Reproduce verbatim the lines of the listing below, from the line containing "Patent image size: (982, 949)." through the line containing "The passage 217 is at (283, 832).", with both of those lines included.
____________
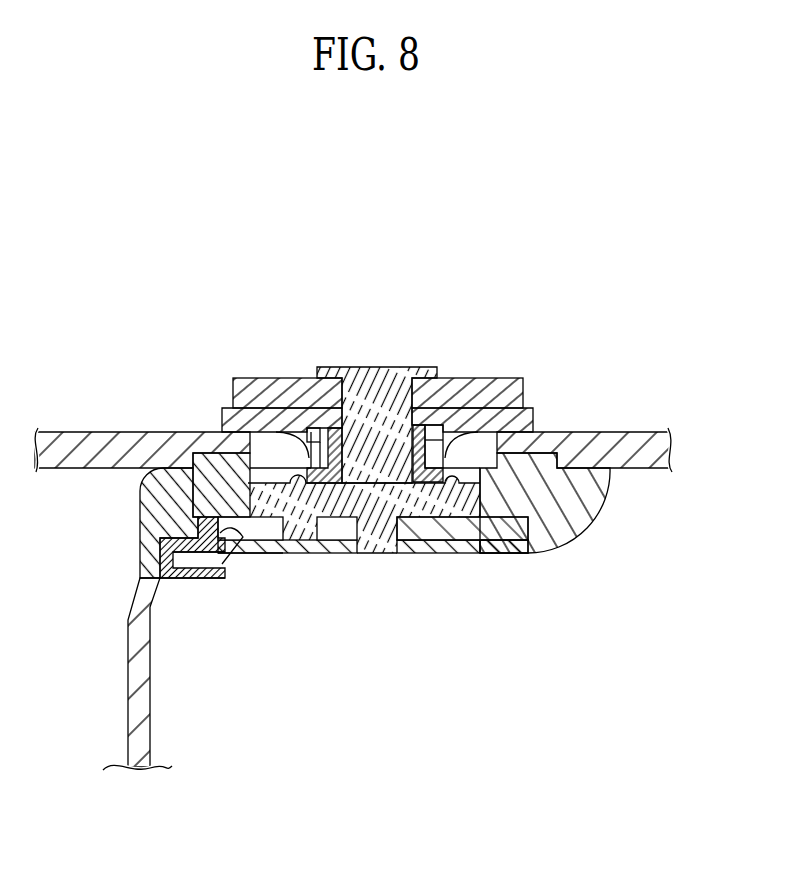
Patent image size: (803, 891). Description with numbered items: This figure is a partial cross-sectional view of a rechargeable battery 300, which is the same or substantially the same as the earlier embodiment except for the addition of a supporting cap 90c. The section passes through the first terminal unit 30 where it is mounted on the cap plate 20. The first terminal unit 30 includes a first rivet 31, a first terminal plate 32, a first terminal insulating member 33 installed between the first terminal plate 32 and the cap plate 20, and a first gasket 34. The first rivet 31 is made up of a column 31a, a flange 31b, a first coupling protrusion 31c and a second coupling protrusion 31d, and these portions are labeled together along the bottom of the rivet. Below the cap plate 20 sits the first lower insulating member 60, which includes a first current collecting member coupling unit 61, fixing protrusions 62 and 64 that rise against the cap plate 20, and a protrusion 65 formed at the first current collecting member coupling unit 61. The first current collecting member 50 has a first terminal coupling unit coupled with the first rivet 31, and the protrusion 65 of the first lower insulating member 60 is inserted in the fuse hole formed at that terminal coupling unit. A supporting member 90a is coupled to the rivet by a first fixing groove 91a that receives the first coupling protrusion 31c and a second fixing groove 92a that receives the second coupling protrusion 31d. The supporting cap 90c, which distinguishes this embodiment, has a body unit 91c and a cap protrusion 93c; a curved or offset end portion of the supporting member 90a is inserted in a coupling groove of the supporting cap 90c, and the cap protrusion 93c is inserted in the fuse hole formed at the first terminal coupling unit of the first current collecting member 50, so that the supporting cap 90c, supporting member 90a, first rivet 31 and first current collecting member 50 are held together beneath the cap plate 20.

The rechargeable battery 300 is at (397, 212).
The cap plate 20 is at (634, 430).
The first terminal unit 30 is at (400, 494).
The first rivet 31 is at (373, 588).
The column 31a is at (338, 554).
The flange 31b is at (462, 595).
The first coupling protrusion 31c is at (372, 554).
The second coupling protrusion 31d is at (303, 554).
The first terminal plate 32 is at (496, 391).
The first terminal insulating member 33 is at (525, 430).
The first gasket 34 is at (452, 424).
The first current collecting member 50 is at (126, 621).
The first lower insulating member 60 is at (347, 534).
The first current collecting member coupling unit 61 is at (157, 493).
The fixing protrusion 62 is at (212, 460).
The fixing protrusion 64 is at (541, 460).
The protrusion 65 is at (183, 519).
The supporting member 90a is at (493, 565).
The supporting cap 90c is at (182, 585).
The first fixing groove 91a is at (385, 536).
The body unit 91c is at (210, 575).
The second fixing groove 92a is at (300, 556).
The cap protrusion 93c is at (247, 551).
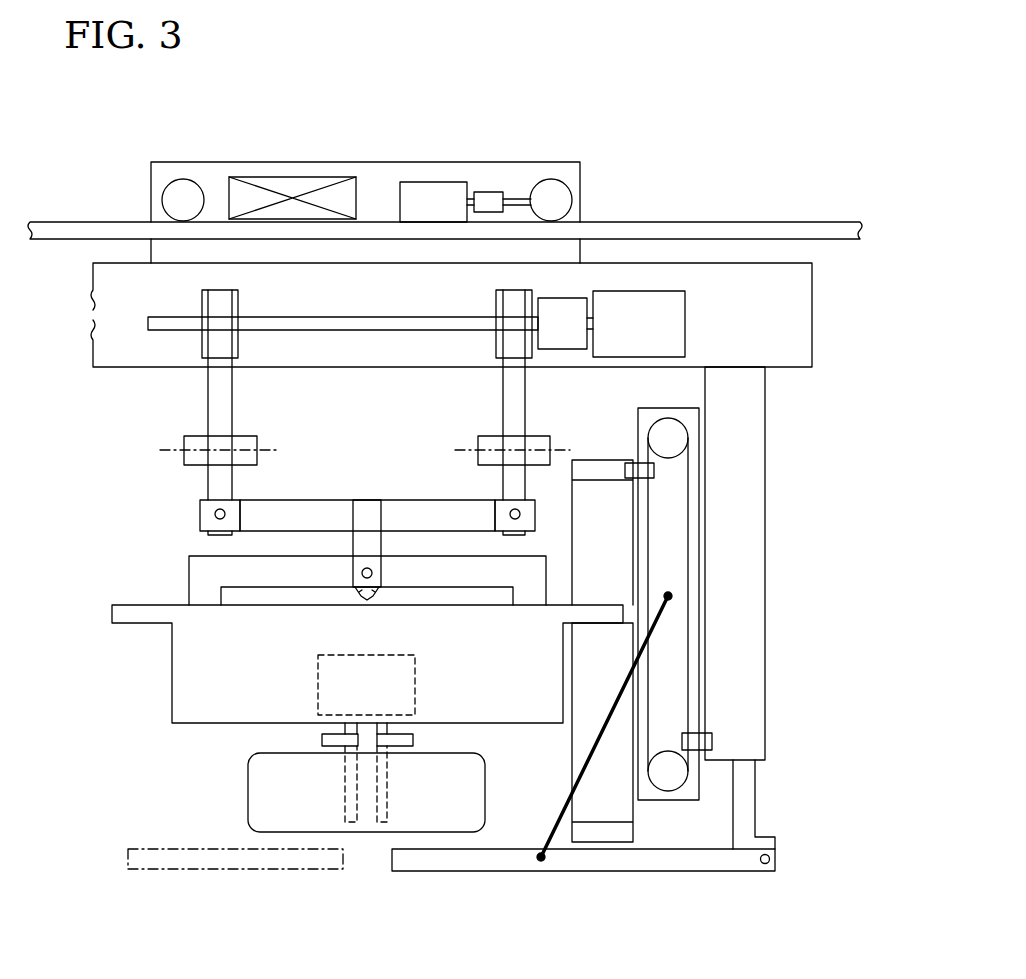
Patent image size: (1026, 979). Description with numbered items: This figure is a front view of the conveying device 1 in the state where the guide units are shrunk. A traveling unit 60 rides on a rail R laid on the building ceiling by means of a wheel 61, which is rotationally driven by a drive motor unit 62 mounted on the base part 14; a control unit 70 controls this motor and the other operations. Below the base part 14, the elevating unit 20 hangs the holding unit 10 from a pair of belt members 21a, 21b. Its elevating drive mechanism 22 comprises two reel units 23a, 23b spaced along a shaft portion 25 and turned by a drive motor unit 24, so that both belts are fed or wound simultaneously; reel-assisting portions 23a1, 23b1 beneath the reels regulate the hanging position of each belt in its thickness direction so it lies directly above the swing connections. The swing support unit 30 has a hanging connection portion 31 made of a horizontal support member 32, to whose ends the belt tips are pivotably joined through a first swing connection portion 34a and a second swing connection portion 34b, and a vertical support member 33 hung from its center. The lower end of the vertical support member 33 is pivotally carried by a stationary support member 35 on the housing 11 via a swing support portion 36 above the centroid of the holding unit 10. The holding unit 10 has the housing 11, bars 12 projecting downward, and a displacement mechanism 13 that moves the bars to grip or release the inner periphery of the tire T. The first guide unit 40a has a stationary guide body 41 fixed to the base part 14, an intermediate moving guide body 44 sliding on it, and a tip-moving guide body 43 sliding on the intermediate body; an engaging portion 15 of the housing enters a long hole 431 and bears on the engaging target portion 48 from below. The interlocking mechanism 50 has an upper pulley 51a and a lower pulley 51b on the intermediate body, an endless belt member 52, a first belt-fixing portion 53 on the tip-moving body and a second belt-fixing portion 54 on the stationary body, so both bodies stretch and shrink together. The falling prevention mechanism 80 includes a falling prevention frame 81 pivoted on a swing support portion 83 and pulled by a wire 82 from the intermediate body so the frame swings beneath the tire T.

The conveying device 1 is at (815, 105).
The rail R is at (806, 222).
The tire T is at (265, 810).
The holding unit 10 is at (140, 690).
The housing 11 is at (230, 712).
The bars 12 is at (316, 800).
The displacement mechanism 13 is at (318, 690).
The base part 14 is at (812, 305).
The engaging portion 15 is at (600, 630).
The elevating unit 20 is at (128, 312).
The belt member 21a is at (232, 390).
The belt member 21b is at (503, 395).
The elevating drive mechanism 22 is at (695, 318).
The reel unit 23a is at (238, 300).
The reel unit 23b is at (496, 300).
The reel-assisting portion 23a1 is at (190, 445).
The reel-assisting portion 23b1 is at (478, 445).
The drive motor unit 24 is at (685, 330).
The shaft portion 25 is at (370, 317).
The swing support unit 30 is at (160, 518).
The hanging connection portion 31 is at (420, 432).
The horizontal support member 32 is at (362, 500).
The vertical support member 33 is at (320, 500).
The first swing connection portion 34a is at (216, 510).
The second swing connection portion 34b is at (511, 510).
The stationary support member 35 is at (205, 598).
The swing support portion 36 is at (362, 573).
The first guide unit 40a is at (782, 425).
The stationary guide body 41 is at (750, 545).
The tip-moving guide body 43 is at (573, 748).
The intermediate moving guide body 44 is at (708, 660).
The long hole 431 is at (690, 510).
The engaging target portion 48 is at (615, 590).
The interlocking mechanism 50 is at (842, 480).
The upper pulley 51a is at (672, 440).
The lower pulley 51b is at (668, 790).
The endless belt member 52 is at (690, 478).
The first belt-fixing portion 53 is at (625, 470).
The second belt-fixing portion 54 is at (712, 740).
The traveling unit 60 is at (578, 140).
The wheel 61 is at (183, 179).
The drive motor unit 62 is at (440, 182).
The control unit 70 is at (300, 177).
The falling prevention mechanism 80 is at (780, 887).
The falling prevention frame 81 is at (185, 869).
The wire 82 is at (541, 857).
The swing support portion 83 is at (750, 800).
____________
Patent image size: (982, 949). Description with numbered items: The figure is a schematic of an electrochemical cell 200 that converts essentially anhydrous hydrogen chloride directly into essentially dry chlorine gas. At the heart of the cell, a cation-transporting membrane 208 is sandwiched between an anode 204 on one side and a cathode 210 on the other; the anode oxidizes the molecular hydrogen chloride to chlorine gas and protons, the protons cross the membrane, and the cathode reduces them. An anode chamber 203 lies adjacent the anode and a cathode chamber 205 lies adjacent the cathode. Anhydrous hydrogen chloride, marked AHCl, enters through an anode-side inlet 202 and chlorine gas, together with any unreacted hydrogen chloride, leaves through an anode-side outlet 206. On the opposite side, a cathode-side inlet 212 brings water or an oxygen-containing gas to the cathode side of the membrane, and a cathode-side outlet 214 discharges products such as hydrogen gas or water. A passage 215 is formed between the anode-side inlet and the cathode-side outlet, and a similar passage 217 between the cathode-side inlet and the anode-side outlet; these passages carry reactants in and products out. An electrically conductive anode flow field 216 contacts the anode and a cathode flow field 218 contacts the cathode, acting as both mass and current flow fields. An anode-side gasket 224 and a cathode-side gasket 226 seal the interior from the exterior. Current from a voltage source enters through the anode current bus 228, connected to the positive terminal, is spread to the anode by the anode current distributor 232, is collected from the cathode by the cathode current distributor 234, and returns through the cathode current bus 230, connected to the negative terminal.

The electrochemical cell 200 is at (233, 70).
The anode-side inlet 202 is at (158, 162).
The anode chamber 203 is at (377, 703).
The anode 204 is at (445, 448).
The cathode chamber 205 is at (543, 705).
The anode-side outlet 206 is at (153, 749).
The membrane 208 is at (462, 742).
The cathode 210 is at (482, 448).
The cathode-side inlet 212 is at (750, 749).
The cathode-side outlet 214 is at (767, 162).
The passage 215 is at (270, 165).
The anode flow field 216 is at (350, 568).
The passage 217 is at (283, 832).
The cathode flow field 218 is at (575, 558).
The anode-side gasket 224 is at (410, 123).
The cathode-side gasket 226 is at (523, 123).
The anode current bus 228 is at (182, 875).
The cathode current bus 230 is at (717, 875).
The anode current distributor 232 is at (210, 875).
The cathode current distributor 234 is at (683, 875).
____________
## WORKED SOLUTION
Patent image size: (982, 949). Description with numbered items: The figure is a schematic of an electrochemical cell 200 that converts essentially anhydrous hydrogen chloride directly into essentially dry chlorine gas. At the heart of the cell, a cation-transporting membrane 208 is sandwiched between an anode 204 on one side and a cathode 210 on the other; the anode oxidizes the molecular hydrogen chloride to chlorine gas and protons, the protons cross the membrane, and the cathode reduces them. An anode chamber 203 lies adjacent the anode and a cathode chamber 205 lies adjacent the cathode. Anhydrous hydrogen chloride, marked AHCl, enters through an anode-side inlet 202 and chlorine gas, together with any unreacted hydrogen chloride, leaves through an anode-side outlet 206. On the opposite side, a cathode-side inlet 212 brings water or an oxygen-containing gas to the cathode side of the membrane, and a cathode-side outlet 214 discharges products such as hydrogen gas or water. A passage 215 is formed between the anode-side inlet and the cathode-side outlet, and a similar passage 217 between the cathode-side inlet and the anode-side outlet; these passages carry reactants in and products out. An electrically conductive anode flow field 216 contacts the anode and a cathode flow field 218 contacts the cathode, acting as both mass and current flow fields. An anode-side gasket 224 and a cathode-side gasket 226 seal the interior from the exterior. Current from a voltage source enters through the anode current bus 228, connected to the positive terminal, is spread to the anode by the anode current distributor 232, is collected from the cathode by the cathode current distributor 234, and returns through the cathode current bus 230, connected to the negative terminal.

The electrochemical cell 200 is at (233, 70).
The anode-side inlet 202 is at (158, 162).
The anode chamber 203 is at (377, 703).
The anode 204 is at (445, 448).
The cathode chamber 205 is at (543, 705).
The anode-side outlet 206 is at (153, 749).
The membrane 208 is at (462, 742).
The cathode 210 is at (482, 448).
The cathode-side inlet 212 is at (750, 749).
The cathode-side outlet 214 is at (767, 162).
The passage 215 is at (270, 165).
The anode flow field 216 is at (350, 568).
The passage 217 is at (283, 832).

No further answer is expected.